What follows is a block of records; reproduce all of it verbatim.

### DATA SHOWN
>>>

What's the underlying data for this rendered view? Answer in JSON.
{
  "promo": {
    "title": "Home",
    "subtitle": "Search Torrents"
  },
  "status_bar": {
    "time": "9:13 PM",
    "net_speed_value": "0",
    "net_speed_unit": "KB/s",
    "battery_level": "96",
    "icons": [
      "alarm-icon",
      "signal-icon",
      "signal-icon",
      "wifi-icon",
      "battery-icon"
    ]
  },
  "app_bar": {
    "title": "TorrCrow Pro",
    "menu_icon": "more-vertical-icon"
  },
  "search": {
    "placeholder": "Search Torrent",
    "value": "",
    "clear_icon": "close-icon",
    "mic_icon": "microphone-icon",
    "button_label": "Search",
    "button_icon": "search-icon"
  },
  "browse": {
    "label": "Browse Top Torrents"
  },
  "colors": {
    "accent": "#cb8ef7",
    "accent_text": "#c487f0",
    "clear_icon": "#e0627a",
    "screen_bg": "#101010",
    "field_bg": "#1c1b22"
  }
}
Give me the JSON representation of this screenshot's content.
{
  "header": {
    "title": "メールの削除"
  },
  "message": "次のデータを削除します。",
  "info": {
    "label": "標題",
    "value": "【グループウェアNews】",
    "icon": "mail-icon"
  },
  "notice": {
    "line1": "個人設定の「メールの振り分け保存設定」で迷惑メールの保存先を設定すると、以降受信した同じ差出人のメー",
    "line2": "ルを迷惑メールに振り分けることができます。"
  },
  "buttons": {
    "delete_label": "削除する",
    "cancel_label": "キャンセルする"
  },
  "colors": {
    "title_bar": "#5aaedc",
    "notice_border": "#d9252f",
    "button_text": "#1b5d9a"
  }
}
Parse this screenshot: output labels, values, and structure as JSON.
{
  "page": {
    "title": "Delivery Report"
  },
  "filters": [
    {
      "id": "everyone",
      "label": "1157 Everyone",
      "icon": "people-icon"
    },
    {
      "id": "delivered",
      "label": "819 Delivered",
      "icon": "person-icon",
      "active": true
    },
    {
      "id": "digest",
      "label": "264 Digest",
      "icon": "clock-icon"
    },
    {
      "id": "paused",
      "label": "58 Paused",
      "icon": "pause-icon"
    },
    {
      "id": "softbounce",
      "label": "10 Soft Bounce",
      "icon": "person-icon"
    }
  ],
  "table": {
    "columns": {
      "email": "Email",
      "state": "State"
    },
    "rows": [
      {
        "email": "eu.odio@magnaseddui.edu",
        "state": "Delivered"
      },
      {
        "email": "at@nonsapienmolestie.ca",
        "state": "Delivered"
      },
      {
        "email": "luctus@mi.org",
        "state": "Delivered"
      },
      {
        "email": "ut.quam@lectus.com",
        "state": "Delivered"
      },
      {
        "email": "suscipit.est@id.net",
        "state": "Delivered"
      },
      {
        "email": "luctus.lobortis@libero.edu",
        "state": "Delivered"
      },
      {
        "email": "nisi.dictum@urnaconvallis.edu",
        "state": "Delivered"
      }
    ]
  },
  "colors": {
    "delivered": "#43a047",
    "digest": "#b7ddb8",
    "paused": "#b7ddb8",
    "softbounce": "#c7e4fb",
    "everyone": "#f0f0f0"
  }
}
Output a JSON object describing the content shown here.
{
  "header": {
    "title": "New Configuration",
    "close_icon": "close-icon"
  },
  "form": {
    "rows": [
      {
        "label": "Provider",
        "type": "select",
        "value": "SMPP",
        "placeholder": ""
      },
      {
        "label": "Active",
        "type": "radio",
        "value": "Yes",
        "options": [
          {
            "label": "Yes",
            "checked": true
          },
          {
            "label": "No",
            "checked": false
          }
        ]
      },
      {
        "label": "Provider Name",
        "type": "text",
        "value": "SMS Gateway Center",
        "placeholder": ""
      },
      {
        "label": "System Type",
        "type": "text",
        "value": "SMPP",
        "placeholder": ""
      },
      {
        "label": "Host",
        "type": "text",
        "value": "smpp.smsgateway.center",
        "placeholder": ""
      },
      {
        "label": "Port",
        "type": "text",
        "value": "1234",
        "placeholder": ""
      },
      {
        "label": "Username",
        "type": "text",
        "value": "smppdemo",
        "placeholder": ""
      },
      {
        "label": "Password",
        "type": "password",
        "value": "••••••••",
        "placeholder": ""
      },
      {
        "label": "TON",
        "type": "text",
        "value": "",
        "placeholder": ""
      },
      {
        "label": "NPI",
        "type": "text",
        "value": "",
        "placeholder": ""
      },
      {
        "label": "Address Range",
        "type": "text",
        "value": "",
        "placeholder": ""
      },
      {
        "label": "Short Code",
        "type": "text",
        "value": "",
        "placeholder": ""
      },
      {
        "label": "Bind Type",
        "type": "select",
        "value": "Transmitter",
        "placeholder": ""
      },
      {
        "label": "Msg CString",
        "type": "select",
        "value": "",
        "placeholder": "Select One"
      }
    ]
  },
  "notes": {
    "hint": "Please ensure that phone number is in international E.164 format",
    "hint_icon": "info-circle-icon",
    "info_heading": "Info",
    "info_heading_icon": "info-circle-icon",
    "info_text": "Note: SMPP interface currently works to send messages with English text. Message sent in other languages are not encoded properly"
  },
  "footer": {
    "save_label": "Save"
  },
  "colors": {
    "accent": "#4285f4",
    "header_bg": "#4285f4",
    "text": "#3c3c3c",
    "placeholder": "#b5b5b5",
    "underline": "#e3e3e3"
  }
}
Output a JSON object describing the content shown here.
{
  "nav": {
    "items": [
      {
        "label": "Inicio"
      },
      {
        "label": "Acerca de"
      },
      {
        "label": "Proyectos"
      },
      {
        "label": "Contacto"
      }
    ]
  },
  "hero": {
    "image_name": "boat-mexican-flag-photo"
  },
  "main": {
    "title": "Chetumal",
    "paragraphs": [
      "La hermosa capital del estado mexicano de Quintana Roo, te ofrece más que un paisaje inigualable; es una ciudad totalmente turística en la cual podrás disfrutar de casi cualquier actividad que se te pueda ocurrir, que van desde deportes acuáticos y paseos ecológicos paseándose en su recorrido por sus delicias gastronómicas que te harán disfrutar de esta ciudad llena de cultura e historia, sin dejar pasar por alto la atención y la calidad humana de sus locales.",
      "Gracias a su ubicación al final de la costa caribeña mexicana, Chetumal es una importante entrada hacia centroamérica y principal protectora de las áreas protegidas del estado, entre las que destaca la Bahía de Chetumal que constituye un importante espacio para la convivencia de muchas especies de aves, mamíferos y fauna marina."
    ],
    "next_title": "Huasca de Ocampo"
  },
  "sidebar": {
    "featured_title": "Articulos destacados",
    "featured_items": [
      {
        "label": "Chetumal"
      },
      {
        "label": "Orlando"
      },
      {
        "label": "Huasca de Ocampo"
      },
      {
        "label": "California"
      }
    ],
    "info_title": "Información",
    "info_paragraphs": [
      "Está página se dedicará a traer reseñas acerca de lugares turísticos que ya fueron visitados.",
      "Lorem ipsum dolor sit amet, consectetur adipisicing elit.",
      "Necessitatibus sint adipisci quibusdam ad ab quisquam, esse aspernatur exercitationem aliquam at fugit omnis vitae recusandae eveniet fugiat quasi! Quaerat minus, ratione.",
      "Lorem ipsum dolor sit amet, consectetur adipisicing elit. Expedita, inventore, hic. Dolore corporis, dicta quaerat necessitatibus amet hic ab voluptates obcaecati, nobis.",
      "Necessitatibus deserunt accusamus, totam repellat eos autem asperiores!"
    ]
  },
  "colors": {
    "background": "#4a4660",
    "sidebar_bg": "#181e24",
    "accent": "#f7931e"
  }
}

<<<

### RESULT OF THIS TASK
What's the underlying data for this rendered view? Answer in JSON.
{
  "promo": {
    "title": "Home",
    "subtitle": "Search Torrents"
  },
  "status_bar": {
    "time": "9:13 PM",
    "net_speed_value": "0",
    "net_speed_unit": "KB/s",
    "battery_level": "96",
    "icons": [
      "alarm-icon",
      "signal-icon",
      "signal-icon",
      "wifi-icon",
      "battery-icon"
    ]
  },
  "app_bar": {
    "title": "TorrCrow Pro",
    "menu_icon": "more-vertical-icon"
  },
  "search": {
    "placeholder": "Search Torrent",
    "value": "",
    "clear_icon": "close-icon",
    "mic_icon": "microphone-icon",
    "button_label": "Search",
    "button_icon": "search-icon"
  },
  "browse": {
    "label": "Browse Top Torrents"
  },
  "colors": {
    "accent": "#cb8ef7",
    "accent_text": "#c487f0",
    "clear_icon": "#e0627a",
    "screen_bg": "#101010",
    "field_bg": "#1c1b22"
  }
}
Give me the JSON representation of this screenshot's content.
{
  "header": {
    "title": "メールの削除"
  },
  "message": "次のデータを削除します。",
  "info": {
    "label": "標題",
    "value": "【グループウェアNews】",
    "icon": "mail-icon"
  },
  "notice": {
    "line1": "個人設定の「メールの振り分け保存設定」で迷惑メールの保存先を設定すると、以降受信した同じ差出人のメー",
    "line2": "ルを迷惑メールに振り分けることができます。"
  },
  "buttons": {
    "delete_label": "削除する",
    "cancel_label": "キャンセルする"
  },
  "colors": {
    "title_bar": "#5aaedc",
    "notice_border": "#d9252f",
    "button_text": "#1b5d9a"
  }
}
Parse this screenshot: output labels, values, and structure as JSON.
{
  "page": {
    "title": "Delivery Report"
  },
  "filters": [
    {
      "id": "everyone",
      "label": "1157 Everyone",
      "icon": "people-icon"
    },
    {
      "id": "delivered",
      "label": "819 Delivered",
      "icon": "person-icon",
      "active": true
    },
    {
      "id": "digest",
      "label": "264 Digest",
      "icon": "clock-icon"
    },
    {
      "id": "paused",
      "label": "58 Paused",
      "icon": "pause-icon"
    },
    {
      "id": "softbounce",
      "label": "10 Soft Bounce",
      "icon": "person-icon"
    }
  ],
  "table": {
    "columns": {
      "email": "Email",
      "state": "State"
    },
    "rows": [
      {
        "email": "eu.odio@magnaseddui.edu",
        "state": "Delivered"
      },
      {
        "email": "at@nonsapienmolestie.ca",
        "state": "Delivered"
      },
      {
        "email": "luctus@mi.org",
        "state": "Delivered"
      },
      {
        "email": "ut.quam@lectus.com",
        "state": "Delivered"
      },
      {
        "email": "suscipit.est@id.net",
        "state": "Delivered"
      },
      {
        "email": "luctus.lobortis@libero.edu",
        "state": "Delivered"
      },
      {
        "email": "nisi.dictum@urnaconvallis.edu",
        "state": "Delivered"
      }
    ]
  },
  "colors": {
    "delivered": "#43a047",
    "digest": "#b7ddb8",
    "paused": "#b7ddb8",
    "softbounce": "#c7e4fb",
    "everyone": "#f0f0f0"
  }
}
Output a JSON object describing the content shown here.
{
  "header": {
    "title": "New Configuration",
    "close_icon": "close-icon"
  },
  "form": {
    "rows": [
      {
        "label": "Provider",
        "type": "select",
        "value": "SMPP",
        "placeholder": ""
      },
      {
        "label": "Active",
        "type": "radio",
        "value": "Yes",
        "options": [
          {
            "label": "Yes",
            "checked": true
          },
          {
            "label": "No",
            "checked": false
          }
        ]
      },
      {
        "label": "Provider Name",
        "type": "text",
        "value": "SMS Gateway Center",
        "placeholder": ""
      },
      {
        "label": "System Type",
        "type": "text",
        "value": "SMPP",
        "placeholder": ""
      },
      {
        "label": "Host",
        "type": "text",
        "value": "smpp.smsgateway.center",
        "placeholder": ""
      },
      {
        "label": "Port",
        "type": "text",
        "value": "1234",
        "placeholder": ""
      },
      {
        "label": "Username",
        "type": "text",
        "value": "smppdemo",
        "placeholder": ""
      },
      {
        "label": "Password",
        "type": "password",
        "value": "••••••••",
        "placeholder": ""
      },
      {
        "label": "TON",
        "type": "text",
        "value": "",
        "placeholder": ""
      },
      {
        "label": "NPI",
        "type": "text",
        "value": "",
        "placeholder": ""
      },
      {
        "label": "Address Range",
        "type": "text",
        "value": "",
        "placeholder": ""
      },
      {
        "label": "Short Code",
        "type": "text",
        "value": "",
        "placeholder": ""
      },
      {
        "label": "Bind Type",
        "type": "select",
        "value": "Transmitter",
        "placeholder": ""
      },
      {
        "label": "Msg CString",
        "type": "select",
        "value": "",
        "placeholder": "Select One"
      }
    ]
  },
  "notes": {
    "hint": "Please ensure that phone number is in international E.164 format",
    "hint_icon": "info-circle-icon",
    "info_heading": "Info",
    "info_heading_icon": "info-circle-icon",
    "info_text": "Note: SMPP interface currently works to send messages with English text. Message sent in other languages are not encoded properly"
  },
  "footer": {
    "save_label": "Save"
  },
  "colors": {
    "accent": "#4285f4",
    "header_bg": "#4285f4",
    "text": "#3c3c3c",
    "placeholder": "#b5b5b5",
    "underline": "#e3e3e3"
  }
}
Output a JSON object describing the content shown here.
{
  "nav": {
    "items": [
      {
        "label": "Inicio"
      },
      {
        "label": "Acerca de"
      },
      {
        "label": "Proyectos"
      },
      {
        "label": "Contacto"
      }
    ]
  },
  "hero": {
    "image_name": "boat-mexican-flag-photo"
  },
  "main": {
    "title": "Chetumal",
    "paragraphs": [
      "La hermosa capital del estado mexicano de Quintana Roo, te ofrece más que un paisaje inigualable; es una ciudad totalmente turística en la cual podrás disfrutar de casi cualquier actividad que se te pueda ocurrir, que van desde deportes acuáticos y paseos ecológicos paseándose en su recorrido por sus delicias gastronómicas que te harán disfrutar de esta ciudad llena de cultura e historia, sin dejar pasar por alto la atención y la calidad humana de sus locales.",
      "Gracias a su ubicación al final de la costa caribeña mexicana, Chetumal es una importante entrada hacia centroamérica y principal protectora de las áreas protegidas del estado, entre las que destaca la Bahía de Chetumal que constituye un importante espacio para la convivencia de muchas especies de aves, mamíferos y fauna marina."
    ],
    "next_title": "Huasca de Ocampo"
  },
  "sidebar": {
    "featured_title": "Articulos destacados",
    "featured_items": [
      {
        "label": "Chetumal"
      },
      {
        "label": "Orlando"
      },
      {
        "label": "Huasca de Ocampo"
      },
      {
        "label": "California"
      }
    ],
    "info_title": "Información",
    "info_paragraphs": [
      "Está página se dedicará a traer reseñas acerca de lugares turísticos que ya fueron visitados.",
      "Lorem ipsum dolor sit amet, consectetur adipisicing elit.",
      "Necessitatibus sint adipisci quibusdam ad ab quisquam, esse aspernatur exercitationem aliquam at fugit omnis vitae recusandae eveniet fugiat quasi! Quaerat minus, ratione.",
      "Lorem ipsum dolor sit amet, consectetur adipisicing elit. Expedita, inventore, hic. Dolore corporis, dicta quaerat necessitatibus amet hic ab voluptates obcaecati, nobis.",
      "Necessitatibus deserunt accusamus, totam repellat eos autem asperiores!"
    ]
  },
  "colors": {
    "background": "#4a4660",
    "sidebar_bg": "#181e24",
    "accent": "#f7931e"
  }
}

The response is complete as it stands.